- **Your instructions**
Every line with the word "this" in it should be extracted from the data that follows.
##### Dataset extract
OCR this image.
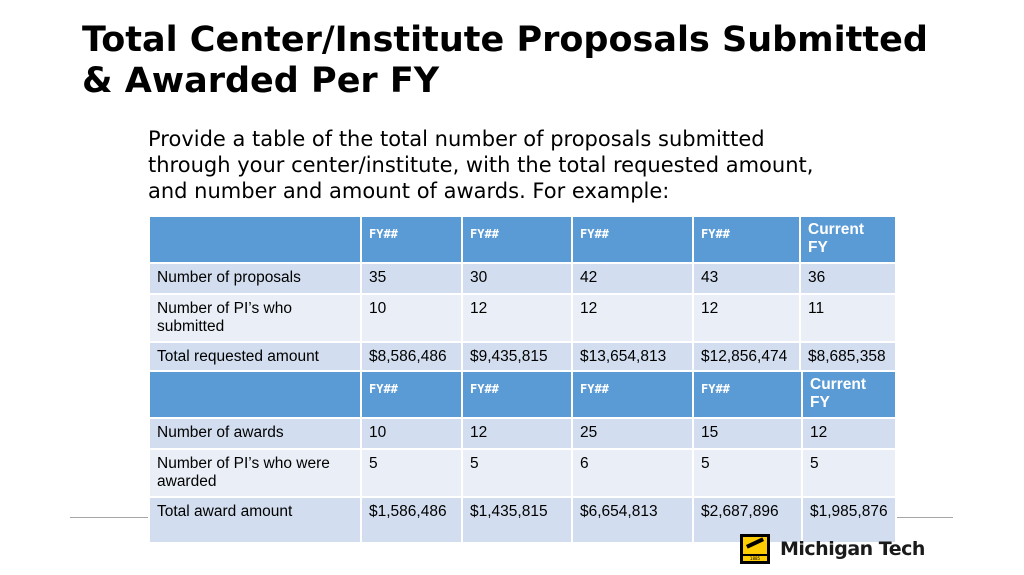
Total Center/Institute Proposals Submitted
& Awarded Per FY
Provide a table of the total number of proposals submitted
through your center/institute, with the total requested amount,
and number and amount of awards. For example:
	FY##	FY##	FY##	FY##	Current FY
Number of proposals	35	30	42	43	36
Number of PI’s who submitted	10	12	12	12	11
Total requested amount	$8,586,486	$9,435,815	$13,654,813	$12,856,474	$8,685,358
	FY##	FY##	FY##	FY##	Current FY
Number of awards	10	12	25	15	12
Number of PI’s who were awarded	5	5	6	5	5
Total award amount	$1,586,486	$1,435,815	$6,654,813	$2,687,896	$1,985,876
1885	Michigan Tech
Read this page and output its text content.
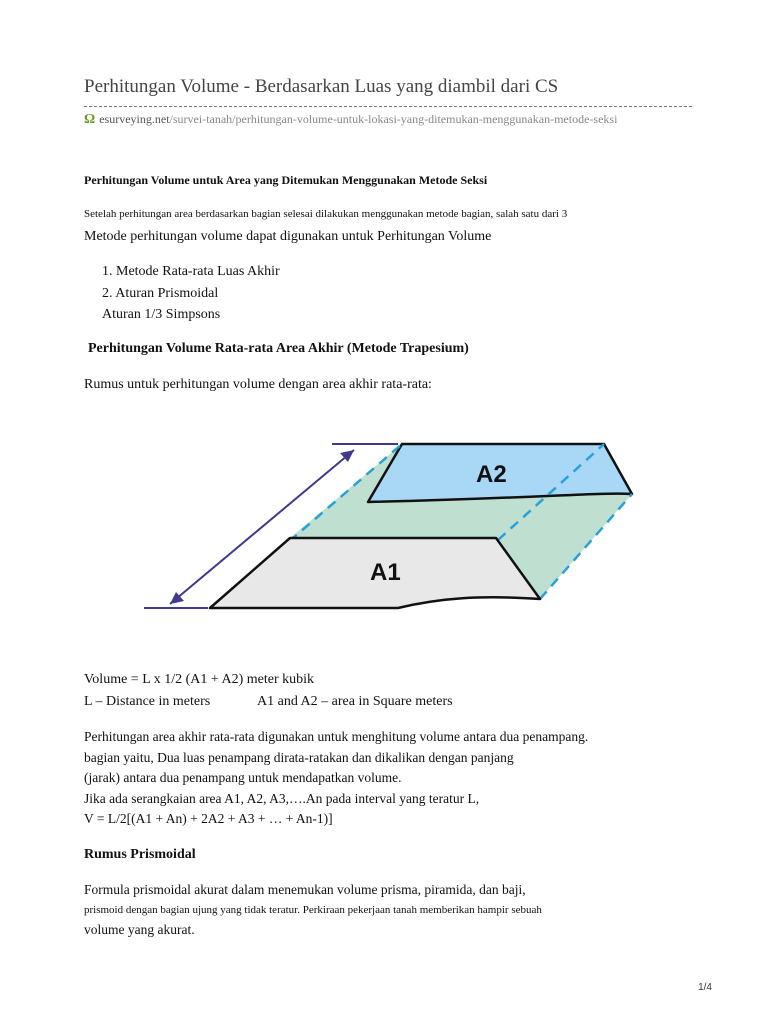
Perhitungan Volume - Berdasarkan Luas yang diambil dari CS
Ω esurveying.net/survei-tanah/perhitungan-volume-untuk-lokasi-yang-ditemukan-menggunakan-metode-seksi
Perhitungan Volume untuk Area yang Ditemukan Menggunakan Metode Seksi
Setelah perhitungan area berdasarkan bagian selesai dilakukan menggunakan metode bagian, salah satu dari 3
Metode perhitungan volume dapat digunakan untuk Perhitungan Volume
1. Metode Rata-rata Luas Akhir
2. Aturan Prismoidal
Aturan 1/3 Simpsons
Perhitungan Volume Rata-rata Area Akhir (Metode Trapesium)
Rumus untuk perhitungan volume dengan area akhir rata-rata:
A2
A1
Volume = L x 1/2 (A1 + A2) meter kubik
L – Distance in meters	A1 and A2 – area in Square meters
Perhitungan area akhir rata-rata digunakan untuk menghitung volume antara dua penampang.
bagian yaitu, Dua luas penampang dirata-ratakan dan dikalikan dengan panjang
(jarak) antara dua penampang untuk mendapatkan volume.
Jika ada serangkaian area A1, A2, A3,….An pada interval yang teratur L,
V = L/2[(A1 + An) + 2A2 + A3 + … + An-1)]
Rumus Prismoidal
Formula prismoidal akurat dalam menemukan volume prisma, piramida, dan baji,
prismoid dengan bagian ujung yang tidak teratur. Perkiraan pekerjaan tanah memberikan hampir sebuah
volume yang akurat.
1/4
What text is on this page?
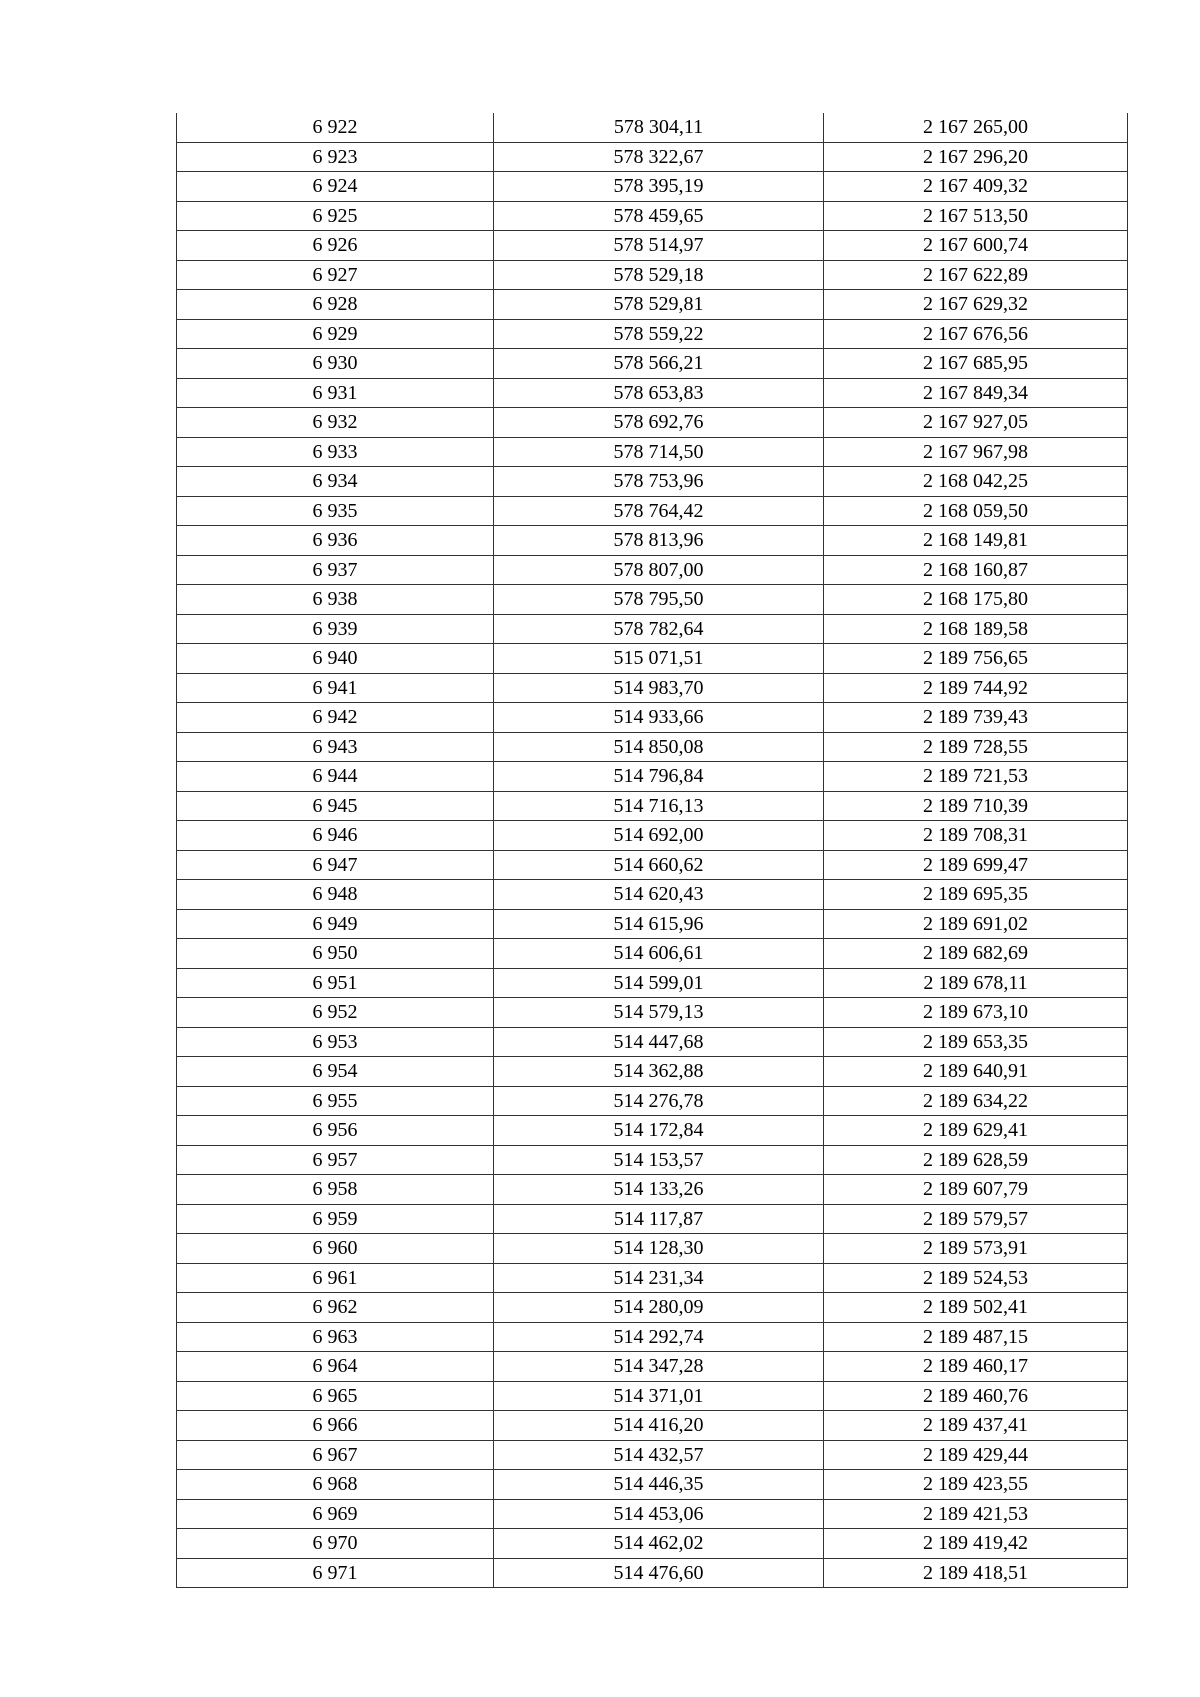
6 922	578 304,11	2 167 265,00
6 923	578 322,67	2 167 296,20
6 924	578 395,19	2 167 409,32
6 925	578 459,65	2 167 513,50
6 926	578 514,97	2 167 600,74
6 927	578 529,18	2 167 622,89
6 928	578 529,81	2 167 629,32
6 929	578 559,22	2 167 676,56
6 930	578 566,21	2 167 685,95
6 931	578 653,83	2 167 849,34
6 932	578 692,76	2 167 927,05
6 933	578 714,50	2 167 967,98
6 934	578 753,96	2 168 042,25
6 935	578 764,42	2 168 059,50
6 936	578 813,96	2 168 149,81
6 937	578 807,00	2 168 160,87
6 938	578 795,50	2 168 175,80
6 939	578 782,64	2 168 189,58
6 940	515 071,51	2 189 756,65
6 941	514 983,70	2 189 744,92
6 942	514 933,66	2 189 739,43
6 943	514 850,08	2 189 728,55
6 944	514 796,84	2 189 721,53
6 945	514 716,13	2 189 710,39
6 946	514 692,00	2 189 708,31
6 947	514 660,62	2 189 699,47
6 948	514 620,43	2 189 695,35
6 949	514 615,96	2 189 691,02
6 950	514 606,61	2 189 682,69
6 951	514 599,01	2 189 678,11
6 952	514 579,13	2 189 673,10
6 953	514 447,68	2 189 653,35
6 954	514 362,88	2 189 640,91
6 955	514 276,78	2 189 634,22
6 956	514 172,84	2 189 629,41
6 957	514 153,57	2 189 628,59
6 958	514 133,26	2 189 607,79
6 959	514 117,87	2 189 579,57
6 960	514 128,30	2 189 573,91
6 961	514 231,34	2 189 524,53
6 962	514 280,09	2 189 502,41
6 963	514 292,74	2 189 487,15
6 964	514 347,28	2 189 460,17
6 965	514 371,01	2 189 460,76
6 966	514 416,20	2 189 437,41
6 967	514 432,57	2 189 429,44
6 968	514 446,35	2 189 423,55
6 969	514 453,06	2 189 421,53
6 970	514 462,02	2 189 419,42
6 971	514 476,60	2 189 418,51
##########
##### Dataset extract
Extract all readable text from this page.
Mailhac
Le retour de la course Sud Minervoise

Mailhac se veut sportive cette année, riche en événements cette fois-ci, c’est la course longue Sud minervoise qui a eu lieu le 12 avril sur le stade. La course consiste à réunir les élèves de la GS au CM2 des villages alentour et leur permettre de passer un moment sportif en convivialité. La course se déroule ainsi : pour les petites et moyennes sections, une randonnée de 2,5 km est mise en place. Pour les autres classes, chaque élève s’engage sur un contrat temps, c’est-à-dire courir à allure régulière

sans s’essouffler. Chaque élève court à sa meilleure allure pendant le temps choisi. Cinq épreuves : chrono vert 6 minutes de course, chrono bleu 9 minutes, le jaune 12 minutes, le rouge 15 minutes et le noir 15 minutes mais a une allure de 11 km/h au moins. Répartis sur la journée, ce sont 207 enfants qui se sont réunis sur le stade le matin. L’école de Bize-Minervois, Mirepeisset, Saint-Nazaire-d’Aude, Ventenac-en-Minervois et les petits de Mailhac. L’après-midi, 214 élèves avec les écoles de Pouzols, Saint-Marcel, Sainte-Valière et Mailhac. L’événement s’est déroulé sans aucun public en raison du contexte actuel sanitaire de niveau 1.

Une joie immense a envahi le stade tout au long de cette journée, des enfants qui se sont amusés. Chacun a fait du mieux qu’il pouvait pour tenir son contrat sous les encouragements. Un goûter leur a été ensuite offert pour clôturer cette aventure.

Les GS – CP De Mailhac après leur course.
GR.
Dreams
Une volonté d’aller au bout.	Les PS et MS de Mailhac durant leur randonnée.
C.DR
##########
- **The output**
OCR this image.
Read this page and output its text content.
What text is on this page?
Extract all readable text from this page.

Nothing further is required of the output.